## Work instructions
Copy whichever lines contain the string "heading".

## Task data
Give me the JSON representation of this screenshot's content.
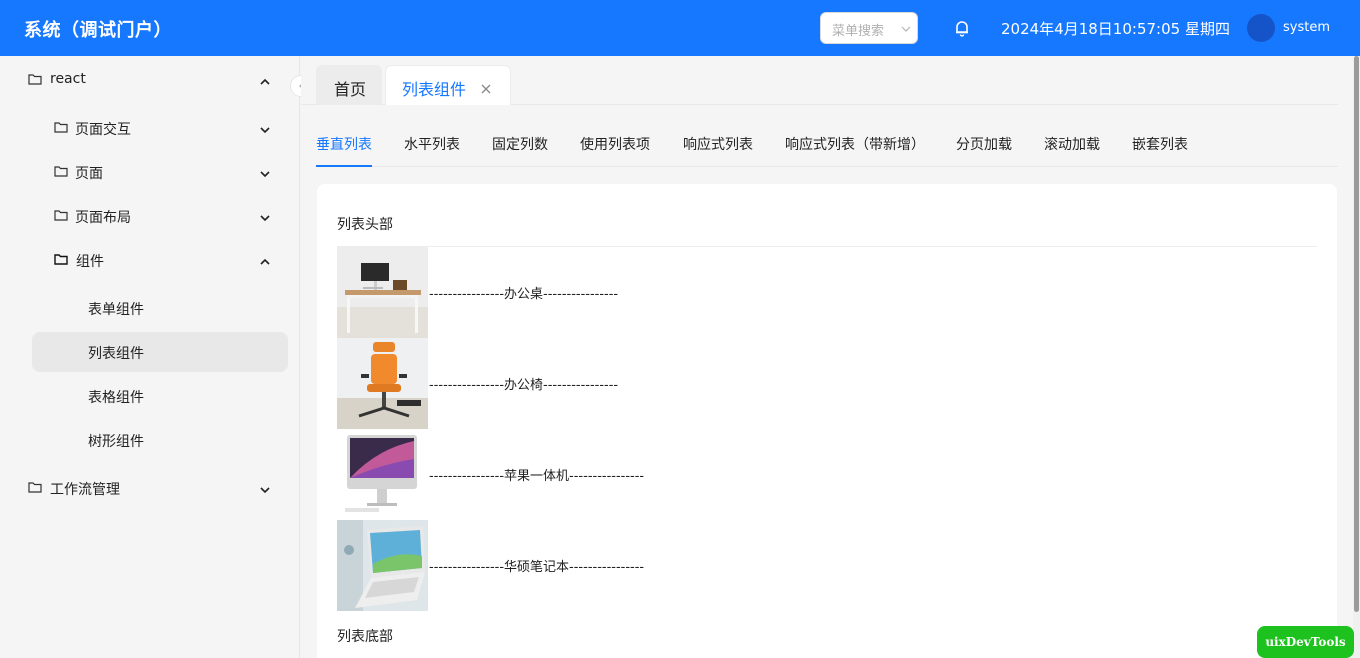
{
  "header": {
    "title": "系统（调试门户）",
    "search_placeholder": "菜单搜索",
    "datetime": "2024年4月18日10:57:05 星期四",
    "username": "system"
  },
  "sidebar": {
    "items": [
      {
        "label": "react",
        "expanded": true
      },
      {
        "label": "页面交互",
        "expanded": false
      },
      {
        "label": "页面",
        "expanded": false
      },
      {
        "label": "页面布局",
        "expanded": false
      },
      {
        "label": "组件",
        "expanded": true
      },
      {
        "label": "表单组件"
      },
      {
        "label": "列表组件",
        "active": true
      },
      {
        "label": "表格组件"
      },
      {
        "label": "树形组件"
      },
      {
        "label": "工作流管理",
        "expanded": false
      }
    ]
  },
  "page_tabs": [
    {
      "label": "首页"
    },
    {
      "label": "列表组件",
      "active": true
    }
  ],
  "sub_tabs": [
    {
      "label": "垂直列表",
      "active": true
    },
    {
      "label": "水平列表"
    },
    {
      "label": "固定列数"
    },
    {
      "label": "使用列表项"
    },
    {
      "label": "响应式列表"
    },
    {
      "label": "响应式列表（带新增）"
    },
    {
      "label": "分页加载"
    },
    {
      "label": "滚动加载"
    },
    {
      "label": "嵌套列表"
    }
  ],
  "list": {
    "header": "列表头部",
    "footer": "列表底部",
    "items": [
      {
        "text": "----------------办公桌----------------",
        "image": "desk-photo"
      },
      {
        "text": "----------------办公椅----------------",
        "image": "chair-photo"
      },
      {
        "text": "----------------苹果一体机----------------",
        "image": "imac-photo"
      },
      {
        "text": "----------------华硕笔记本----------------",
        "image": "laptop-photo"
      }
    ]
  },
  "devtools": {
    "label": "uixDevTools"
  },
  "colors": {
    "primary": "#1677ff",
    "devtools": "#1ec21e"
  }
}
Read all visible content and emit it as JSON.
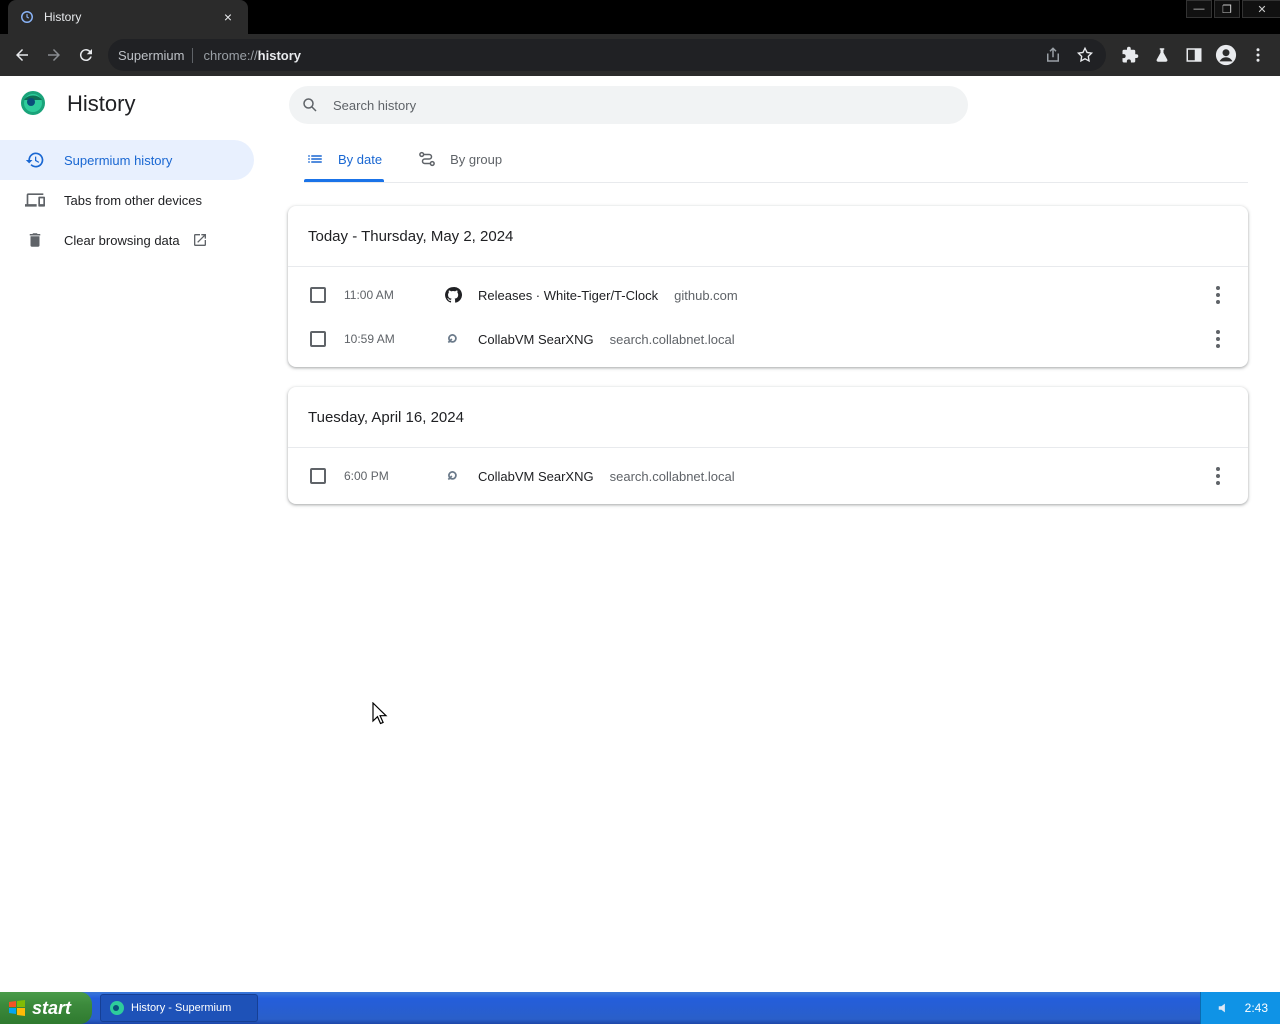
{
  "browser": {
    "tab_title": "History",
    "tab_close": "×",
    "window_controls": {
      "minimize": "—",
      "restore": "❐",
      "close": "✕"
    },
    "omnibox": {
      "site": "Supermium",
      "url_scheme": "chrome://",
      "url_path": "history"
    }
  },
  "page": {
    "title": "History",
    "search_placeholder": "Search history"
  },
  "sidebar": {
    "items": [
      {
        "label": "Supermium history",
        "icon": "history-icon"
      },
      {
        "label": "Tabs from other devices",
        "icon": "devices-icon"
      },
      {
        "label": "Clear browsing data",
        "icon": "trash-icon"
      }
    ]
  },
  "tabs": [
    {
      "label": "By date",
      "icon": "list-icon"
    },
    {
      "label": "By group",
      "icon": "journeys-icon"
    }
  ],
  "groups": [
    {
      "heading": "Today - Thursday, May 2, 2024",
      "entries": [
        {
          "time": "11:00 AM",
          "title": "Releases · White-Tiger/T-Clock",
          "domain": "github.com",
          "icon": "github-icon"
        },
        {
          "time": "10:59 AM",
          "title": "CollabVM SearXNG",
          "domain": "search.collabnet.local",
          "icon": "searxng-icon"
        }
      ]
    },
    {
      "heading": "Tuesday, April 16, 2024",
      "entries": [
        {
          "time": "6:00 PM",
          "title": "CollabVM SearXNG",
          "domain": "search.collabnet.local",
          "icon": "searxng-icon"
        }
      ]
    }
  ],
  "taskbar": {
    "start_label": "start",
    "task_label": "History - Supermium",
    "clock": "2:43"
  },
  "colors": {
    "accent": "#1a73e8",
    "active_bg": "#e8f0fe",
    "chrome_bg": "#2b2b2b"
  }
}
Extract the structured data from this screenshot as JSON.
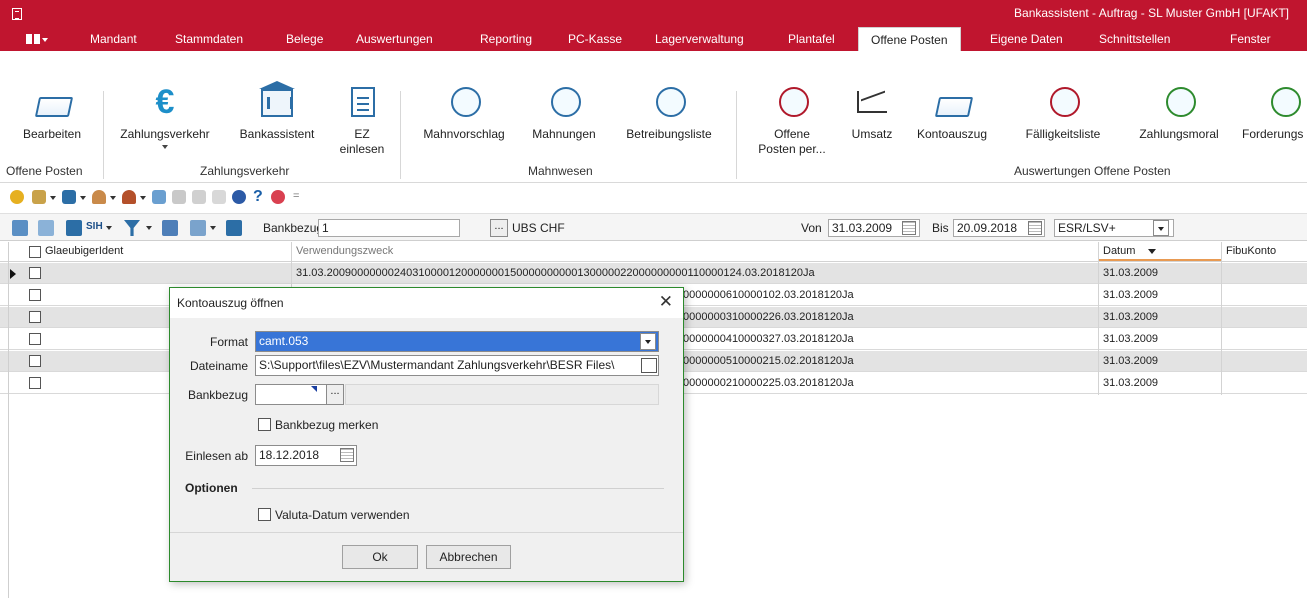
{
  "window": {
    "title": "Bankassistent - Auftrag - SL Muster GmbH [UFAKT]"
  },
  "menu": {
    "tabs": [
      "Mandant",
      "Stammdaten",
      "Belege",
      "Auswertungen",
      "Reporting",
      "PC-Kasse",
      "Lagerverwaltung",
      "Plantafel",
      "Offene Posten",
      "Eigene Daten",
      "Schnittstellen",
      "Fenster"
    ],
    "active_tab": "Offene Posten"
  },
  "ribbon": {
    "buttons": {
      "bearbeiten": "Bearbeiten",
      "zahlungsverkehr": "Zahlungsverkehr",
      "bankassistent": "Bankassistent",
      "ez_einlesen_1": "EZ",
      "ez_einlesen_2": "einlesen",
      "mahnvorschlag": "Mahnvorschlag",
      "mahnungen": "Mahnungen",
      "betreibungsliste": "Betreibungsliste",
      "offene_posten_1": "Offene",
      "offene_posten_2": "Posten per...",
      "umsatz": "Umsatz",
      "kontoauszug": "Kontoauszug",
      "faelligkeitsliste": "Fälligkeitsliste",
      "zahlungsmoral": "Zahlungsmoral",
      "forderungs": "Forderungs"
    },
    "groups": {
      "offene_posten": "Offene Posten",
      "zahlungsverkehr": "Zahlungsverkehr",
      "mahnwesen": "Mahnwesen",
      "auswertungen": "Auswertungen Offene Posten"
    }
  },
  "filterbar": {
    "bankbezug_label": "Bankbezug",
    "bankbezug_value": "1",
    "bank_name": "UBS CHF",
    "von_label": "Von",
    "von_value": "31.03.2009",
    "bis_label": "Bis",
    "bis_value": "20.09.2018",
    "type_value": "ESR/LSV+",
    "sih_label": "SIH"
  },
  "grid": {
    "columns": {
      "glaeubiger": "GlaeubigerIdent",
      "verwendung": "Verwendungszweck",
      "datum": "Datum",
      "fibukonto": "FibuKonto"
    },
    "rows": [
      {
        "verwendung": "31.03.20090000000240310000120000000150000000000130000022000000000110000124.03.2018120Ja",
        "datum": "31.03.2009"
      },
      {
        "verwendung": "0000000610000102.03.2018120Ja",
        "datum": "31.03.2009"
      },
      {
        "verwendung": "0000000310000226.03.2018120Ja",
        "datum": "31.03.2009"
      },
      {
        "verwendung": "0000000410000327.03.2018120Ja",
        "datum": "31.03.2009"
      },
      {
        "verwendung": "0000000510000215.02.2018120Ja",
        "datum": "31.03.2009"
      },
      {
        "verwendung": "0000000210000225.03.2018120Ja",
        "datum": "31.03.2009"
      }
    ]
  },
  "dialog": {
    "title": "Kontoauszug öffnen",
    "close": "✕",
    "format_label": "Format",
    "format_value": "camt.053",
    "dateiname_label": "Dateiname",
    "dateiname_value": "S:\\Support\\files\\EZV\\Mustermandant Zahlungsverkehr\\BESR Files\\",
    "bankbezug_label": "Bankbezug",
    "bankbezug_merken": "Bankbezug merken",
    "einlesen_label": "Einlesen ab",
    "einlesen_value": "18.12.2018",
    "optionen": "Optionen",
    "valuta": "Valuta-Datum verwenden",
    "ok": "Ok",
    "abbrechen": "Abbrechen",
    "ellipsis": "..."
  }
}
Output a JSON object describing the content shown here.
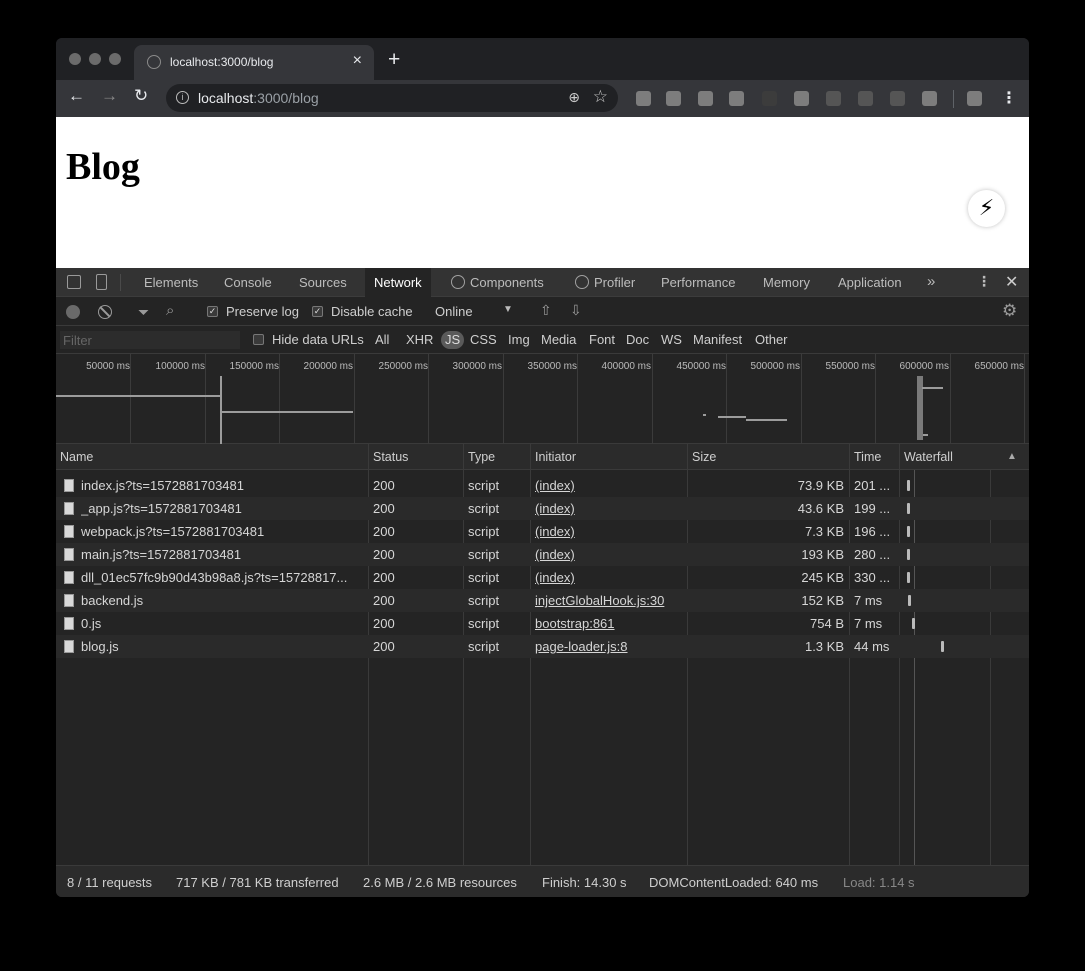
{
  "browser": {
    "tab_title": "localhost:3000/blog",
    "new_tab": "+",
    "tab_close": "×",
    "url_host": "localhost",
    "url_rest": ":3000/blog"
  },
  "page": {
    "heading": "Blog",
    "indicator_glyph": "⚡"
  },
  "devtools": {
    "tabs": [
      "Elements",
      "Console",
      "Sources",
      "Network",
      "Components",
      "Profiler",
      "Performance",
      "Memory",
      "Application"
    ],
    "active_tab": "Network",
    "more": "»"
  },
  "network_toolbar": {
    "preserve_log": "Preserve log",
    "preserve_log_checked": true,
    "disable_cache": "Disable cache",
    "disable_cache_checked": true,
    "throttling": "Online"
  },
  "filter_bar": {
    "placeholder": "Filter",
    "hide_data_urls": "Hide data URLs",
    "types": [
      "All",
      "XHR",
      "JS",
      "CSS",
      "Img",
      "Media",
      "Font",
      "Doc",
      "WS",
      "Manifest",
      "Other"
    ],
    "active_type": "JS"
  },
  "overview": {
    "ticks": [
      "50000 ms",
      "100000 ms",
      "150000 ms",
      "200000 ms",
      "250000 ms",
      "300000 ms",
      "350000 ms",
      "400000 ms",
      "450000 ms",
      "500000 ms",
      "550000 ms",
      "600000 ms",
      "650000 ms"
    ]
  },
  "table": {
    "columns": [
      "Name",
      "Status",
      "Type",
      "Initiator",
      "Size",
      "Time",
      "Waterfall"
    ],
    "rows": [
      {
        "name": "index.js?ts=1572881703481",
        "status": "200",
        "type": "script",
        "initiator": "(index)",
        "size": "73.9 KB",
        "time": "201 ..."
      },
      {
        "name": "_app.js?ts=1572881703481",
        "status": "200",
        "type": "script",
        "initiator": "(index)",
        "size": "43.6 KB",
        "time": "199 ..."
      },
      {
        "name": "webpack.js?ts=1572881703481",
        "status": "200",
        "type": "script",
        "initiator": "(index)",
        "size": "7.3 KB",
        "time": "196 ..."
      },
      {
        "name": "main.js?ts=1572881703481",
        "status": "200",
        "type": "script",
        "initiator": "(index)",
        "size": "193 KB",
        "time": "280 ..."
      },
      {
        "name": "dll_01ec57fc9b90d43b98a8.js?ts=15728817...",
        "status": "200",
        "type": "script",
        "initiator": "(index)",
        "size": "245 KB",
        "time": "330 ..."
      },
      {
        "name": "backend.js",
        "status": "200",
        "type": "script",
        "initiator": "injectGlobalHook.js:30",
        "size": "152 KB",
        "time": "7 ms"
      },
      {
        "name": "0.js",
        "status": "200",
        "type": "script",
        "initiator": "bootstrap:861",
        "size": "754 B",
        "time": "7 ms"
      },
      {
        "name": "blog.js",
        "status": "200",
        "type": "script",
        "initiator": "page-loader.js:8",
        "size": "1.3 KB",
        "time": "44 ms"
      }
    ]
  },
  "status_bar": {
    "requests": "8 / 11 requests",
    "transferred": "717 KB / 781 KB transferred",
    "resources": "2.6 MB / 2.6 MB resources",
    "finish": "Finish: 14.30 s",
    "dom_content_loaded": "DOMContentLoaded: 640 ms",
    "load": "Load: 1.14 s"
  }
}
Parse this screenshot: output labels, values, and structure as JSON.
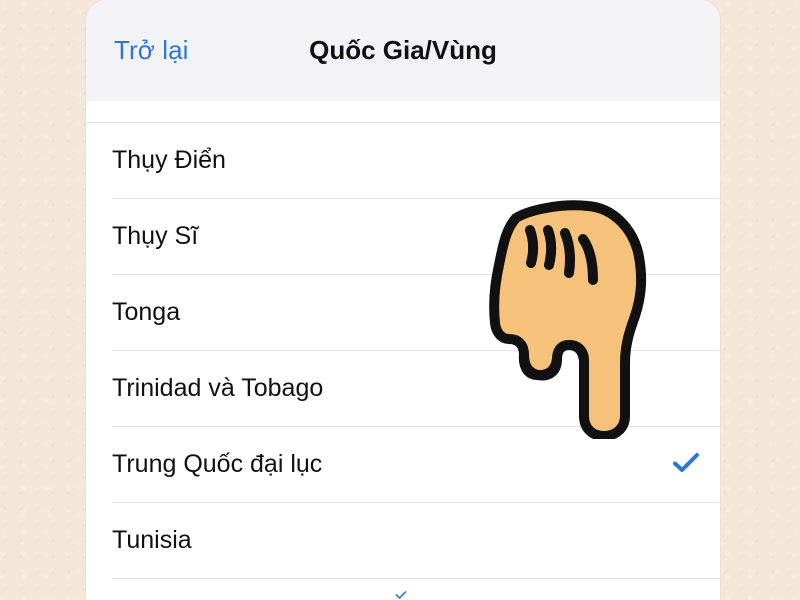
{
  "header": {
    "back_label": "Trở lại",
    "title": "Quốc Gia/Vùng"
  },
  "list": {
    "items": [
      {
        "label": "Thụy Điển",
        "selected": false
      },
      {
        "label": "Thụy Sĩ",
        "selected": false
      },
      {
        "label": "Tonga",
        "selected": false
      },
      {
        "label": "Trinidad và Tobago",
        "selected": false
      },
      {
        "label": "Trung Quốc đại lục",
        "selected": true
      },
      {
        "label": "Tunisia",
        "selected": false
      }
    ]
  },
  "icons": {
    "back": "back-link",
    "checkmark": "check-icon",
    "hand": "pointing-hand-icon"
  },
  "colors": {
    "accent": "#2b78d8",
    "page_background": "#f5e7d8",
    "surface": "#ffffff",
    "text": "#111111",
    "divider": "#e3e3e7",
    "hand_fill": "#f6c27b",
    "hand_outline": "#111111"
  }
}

## Response for this exercise
      "heading": "Today - Thursday, May 2, 2024",
      "heading": "Tuesday, April 16, 2024",
    "heading": "Blog",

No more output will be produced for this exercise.